## Reading passage
►

- Eiichi Ohtaki in 1981 promoting A Long Vacation

Background information
- Also known as: Eiichi Ohtaki (大滝 詠一); Eiichi Ohtaki (大瀧 詠一);
- Born: Eiichi Ohtaki (大瀧 榮一) July 28, 1948 Esashi District, Japan
- Died: December 30, 2013 (aged 65) Mizuho, Tokyo, Japan
- Genres: City pop
- Occupations: Musician; singer-songwriter; record producer;
- Instruments: Vocals; guitar;
- Years active: 1969–2013
- Labels: King; Niagara; Columbia; CBS/Sony;
- Formerly of: Happy End

= Eiichi Ohtaki =

Japanese musician, singer-songwriter, and record producer (1948–2013)

Eiichi Ohtaki (Note: Ohtaki used three different ways to spell his name in Japanese, all pronounced the same way. He used the characters to spell his name in songwriting credits, and as a singer.) (大瀧 榮一, Ōtaki Eiichi) was a Japanese musician, singer-songwriter and record producer. He first became known as a member of the rock band Happy End, but was better known for his solo work which began in 1972. In 2003, Ohtaki was ranked by HMV at number 9 on their list of the 100 most important Japanese pop acts. Patrick Macias referred to Ohtaki as Phil Spector, Brian Wilson, George Martin and Joe Meek "synthesized into a single human being," and called his work "an encyclopedia of everything that was great about pop music in the 20th century."

==Biography==
Ohtaki was born in Esashi District, in what is now part of Ōshū. Before joining Happy End, Ohtaki was guitarist in a group called Taboo with future Blues Creation singer Fumio Nunoya. Happy End produced three albums, Happy End (1970), Kazemachi Roman (1971) and Happy End (1973), before officially disbanding on New Year's Eve 1972. Ohtaki had already released his first self-titled solo album back in November 1972, which Macias described as probably just what Happy End fans expected; "tuneful folk-rock" and "fuzzed out country rock nuggets ala Neil Young." However, Macias noted that this is the last time Ohtaki would create music like this in his career.

◄

## Data rows
►

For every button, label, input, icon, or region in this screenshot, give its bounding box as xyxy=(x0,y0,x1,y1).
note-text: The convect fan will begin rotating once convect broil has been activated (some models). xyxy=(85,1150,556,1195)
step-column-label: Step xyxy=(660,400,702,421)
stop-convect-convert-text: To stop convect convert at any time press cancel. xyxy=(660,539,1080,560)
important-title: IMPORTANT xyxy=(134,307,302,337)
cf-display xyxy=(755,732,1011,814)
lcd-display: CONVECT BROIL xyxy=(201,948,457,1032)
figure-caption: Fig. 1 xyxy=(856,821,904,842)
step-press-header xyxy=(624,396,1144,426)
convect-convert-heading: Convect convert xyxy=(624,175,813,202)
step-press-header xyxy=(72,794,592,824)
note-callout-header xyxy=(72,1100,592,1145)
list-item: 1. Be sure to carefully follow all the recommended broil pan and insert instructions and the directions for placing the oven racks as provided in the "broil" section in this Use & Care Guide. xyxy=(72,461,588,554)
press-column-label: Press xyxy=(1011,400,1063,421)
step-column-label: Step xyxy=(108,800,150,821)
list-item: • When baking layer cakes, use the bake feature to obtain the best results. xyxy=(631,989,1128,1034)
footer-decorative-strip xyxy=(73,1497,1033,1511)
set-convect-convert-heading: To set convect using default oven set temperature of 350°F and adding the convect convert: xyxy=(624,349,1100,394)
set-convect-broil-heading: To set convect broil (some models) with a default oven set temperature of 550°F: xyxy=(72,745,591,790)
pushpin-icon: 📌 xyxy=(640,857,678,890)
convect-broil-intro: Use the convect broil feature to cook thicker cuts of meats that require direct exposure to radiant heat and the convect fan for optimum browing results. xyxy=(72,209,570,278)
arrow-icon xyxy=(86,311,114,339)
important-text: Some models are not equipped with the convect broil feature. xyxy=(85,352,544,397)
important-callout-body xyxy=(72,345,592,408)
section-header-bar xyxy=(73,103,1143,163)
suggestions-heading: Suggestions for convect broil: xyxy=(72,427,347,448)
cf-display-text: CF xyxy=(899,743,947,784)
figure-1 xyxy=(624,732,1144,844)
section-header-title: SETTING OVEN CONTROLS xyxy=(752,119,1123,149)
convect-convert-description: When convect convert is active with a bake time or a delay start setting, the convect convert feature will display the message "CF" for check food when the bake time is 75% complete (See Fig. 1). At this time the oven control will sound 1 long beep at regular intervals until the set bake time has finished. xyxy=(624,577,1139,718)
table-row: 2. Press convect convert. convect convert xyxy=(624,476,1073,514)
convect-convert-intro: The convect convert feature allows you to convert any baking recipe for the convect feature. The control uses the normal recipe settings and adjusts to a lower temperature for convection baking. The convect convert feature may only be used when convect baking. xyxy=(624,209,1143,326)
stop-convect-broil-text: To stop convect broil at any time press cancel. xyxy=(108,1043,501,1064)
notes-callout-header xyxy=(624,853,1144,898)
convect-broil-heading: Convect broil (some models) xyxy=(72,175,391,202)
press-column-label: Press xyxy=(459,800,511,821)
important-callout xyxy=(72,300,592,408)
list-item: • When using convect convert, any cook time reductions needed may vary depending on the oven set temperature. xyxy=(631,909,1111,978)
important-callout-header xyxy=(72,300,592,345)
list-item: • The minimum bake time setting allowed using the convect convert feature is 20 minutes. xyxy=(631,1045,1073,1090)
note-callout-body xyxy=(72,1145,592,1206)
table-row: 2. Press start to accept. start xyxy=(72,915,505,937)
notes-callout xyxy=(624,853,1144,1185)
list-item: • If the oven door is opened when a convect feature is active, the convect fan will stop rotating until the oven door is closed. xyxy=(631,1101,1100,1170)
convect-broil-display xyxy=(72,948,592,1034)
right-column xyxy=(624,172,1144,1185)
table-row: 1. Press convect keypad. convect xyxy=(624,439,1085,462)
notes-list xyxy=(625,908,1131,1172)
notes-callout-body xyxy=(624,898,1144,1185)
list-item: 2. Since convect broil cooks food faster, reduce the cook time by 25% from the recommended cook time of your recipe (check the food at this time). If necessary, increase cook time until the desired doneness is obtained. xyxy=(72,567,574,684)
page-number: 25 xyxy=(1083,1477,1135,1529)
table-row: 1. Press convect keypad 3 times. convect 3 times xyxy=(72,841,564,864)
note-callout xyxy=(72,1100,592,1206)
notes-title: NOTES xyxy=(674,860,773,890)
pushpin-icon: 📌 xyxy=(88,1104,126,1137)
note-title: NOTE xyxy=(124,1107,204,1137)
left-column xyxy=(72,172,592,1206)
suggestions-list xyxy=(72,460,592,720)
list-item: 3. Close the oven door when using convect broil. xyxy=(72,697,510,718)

◄

## Actions to take
[1] Reproduce everything in the listing from its first line down to the line containing "note-callout-header xyxy=(72,1100,592,1145)", including both of those lines.
[2] Proceed with the Eiichi Ohtaki biography, starting after its final sentence.
The listing has no connection to the biography of Eiichi Ohtaki.

## Solved tasks
[1]
For every button, label, input, icon, or region in this screenshot, give its bounding box as xyxy=(x0,y0,x1,y1).
note-text: The convect fan will begin rotating once convect broil has been activated (some models). xyxy=(85,1150,556,1195)
step-column-label: Step xyxy=(660,400,702,421)
stop-convect-convert-text: To stop convect convert at any time press cancel. xyxy=(660,539,1080,560)
important-title: IMPORTANT xyxy=(134,307,302,337)
cf-display xyxy=(755,732,1011,814)
lcd-display: CONVECT BROIL xyxy=(201,948,457,1032)
figure-caption: Fig. 1 xyxy=(856,821,904,842)
step-press-header xyxy=(624,396,1144,426)
convect-convert-heading: Convect convert xyxy=(624,175,813,202)
step-press-header xyxy=(72,794,592,824)
note-callout-header xyxy=(72,1100,592,1145)

[2]
He produced the rock band Sugar Babe, and continued to produce its members Taeko Onuki and Tatsuro Yamashita after the group's break up. Their only album Songs was the first release on Ohtaki's record label Niagara Records in 1975. Ohtaki's second album, Niagara Moon, followed a month later. Macias called it a record "where the artist is clearly having more fun than the listener" as it lacks truly memorable hooks and has "juxtapositions [that] are often more jarring than impressive."

Ohtaki, Yamashita and brief Sugar Babe member Ginji Ito released an album titled Niagara Triangle Vol. 1 in 1976. The collaboration was cited by MTV as one of the six Japanese supergroups that changed the history of Japanese music. Later that year Ohtaki's third album Go! Go! Niagara was released. Although stating that the "kitchen sink abandon" from Niagara Moon was repeated, Macias felt that on this album the singer "hits a home run every time" by flat out recreating the beloved records of his youth, instead of simply trying to evoke them.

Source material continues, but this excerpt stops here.